___ RECORDS TO USE ___

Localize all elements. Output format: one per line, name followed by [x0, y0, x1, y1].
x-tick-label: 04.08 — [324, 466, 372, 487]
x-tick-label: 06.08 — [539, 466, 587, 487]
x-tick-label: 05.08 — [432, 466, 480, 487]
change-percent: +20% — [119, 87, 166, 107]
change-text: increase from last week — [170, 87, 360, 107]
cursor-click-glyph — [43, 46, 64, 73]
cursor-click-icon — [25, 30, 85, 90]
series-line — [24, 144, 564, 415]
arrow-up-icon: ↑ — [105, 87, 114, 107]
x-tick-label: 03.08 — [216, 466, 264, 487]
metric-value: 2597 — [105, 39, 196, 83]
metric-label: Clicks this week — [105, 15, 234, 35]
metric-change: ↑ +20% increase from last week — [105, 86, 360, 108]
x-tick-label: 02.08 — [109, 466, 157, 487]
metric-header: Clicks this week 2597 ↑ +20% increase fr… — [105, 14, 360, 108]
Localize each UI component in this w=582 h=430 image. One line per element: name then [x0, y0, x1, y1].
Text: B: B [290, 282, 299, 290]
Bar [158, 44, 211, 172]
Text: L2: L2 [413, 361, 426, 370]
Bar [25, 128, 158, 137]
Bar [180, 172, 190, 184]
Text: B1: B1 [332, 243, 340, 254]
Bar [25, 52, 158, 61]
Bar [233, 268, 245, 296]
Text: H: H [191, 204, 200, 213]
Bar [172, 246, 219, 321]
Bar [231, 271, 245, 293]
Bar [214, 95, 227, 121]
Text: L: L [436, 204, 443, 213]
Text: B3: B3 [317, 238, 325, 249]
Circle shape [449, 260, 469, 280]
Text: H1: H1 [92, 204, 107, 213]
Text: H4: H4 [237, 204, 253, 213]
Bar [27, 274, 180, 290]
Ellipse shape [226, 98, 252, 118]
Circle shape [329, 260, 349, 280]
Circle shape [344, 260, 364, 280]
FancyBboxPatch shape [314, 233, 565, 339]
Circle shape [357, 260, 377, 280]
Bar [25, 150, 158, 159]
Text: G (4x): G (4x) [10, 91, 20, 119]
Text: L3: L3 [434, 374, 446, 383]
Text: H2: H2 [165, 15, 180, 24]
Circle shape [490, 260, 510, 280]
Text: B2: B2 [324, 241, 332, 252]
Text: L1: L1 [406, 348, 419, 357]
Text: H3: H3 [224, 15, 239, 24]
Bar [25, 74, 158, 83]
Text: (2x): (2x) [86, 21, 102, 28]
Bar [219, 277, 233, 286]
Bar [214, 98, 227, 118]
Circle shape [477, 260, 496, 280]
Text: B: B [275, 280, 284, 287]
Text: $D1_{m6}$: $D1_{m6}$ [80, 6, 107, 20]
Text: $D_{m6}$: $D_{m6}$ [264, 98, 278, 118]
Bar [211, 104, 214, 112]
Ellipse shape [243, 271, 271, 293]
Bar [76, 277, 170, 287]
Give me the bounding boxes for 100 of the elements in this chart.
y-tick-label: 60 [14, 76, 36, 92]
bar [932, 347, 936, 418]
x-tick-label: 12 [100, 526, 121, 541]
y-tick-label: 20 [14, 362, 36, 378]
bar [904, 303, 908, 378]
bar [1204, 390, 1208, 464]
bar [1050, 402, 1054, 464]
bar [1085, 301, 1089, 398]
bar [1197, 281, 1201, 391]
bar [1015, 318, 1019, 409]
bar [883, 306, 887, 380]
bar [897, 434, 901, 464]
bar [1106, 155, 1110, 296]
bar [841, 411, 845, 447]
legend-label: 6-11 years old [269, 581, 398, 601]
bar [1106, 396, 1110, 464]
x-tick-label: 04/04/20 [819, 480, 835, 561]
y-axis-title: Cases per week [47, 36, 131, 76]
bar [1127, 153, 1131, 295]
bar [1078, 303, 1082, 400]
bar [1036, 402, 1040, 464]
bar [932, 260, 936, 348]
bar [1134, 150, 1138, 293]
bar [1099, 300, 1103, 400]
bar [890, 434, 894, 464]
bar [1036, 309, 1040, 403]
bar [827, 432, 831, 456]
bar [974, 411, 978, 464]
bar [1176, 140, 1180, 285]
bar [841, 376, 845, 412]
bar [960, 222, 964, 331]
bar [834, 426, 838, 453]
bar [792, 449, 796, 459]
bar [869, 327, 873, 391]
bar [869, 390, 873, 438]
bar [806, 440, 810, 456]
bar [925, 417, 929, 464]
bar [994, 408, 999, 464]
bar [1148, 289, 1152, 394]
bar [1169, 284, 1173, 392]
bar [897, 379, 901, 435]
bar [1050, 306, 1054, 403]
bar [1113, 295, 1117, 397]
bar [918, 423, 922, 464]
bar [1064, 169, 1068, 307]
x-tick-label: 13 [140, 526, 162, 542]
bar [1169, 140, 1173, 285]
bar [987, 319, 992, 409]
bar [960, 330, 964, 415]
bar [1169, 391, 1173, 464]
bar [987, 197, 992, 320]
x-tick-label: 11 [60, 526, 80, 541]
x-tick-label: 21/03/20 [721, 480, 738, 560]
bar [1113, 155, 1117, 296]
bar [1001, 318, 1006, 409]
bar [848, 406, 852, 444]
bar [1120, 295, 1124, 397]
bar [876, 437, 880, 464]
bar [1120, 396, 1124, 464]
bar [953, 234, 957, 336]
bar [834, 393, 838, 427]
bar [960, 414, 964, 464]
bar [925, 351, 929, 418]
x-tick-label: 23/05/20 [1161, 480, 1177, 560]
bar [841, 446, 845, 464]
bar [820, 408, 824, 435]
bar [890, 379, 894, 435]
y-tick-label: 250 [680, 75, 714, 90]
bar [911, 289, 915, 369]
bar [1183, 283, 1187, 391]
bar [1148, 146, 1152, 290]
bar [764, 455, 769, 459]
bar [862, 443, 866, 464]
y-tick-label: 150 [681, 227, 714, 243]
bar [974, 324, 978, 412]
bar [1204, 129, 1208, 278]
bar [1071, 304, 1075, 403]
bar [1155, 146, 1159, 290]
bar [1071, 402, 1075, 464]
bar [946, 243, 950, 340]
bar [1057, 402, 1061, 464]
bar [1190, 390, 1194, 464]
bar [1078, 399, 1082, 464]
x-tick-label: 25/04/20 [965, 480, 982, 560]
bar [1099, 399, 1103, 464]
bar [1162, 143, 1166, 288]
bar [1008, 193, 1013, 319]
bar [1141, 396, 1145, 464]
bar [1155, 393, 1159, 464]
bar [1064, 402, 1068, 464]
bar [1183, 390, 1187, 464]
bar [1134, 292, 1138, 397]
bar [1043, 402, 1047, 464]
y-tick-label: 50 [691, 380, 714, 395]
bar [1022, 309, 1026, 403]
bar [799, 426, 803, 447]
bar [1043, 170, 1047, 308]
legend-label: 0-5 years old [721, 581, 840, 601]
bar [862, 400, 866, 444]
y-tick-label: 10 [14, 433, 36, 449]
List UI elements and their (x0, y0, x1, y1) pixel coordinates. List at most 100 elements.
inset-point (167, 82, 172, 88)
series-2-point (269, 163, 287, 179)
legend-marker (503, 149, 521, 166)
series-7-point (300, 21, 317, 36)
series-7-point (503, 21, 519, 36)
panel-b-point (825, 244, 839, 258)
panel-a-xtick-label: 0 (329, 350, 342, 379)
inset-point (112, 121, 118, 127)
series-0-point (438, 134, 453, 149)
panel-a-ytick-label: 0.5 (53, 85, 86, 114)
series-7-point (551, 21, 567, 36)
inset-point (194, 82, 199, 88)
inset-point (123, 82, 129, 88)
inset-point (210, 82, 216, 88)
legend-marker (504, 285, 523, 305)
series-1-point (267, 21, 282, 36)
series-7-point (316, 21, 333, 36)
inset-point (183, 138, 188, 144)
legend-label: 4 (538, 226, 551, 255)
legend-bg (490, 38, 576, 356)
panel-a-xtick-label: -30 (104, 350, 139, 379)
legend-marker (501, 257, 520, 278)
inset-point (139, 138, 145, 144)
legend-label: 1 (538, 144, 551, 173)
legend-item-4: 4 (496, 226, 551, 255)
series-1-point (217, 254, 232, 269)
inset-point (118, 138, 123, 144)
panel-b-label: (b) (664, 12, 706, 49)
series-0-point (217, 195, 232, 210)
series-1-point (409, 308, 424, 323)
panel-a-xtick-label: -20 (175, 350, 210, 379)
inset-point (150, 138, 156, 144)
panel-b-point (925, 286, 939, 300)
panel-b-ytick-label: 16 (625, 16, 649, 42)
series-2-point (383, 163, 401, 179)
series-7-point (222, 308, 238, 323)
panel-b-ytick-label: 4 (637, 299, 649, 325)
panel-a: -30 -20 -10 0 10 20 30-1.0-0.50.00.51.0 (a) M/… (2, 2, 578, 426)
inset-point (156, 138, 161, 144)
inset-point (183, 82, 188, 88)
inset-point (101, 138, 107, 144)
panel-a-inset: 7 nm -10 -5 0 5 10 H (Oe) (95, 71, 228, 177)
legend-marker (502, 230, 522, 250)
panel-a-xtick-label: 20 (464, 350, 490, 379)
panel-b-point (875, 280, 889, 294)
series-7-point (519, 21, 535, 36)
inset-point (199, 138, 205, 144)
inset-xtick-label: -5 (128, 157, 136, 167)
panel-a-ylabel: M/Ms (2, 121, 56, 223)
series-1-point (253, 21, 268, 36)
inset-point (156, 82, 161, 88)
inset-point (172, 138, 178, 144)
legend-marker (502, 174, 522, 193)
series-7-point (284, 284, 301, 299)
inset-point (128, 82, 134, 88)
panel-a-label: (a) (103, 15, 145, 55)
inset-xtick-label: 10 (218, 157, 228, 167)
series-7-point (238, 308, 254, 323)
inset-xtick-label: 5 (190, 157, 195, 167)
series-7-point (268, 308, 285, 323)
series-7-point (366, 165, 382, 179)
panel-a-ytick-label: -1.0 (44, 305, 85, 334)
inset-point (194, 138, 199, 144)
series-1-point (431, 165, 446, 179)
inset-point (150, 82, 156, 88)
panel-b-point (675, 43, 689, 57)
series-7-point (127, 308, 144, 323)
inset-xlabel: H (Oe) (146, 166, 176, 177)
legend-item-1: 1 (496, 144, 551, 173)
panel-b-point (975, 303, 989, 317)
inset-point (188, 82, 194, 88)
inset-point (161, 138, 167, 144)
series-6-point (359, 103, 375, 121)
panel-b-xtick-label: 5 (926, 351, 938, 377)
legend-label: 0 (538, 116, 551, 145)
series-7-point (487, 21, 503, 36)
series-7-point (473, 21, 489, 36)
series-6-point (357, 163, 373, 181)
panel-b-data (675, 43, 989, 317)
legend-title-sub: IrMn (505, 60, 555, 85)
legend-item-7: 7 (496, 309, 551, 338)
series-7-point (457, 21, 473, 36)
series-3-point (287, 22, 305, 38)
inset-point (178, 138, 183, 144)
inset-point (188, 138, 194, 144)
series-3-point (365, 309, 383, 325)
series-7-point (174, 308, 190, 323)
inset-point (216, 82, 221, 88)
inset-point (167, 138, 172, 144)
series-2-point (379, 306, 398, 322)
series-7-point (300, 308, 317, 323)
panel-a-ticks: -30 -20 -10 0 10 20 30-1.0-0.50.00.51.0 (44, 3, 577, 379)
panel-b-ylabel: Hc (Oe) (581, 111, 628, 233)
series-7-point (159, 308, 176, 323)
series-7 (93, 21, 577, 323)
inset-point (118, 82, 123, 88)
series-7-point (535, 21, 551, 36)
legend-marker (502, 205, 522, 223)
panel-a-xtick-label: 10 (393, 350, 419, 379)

___

Reproduce verbatim every row from the start of the rows down to the one containing "change-text: increase from", both ends included.

WRITTEN ANSWER:
Localize all elements. Output format: one per line, name followed by [x0, y0, x1, y1].
x-tick-label: 04.08 — [324, 466, 372, 487]
x-tick-label: 06.08 — [539, 466, 587, 487]
x-tick-label: 05.08 — [432, 466, 480, 487]
change-percent: +20% — [119, 87, 166, 107]
change-text: increase from last week — [170, 87, 360, 107]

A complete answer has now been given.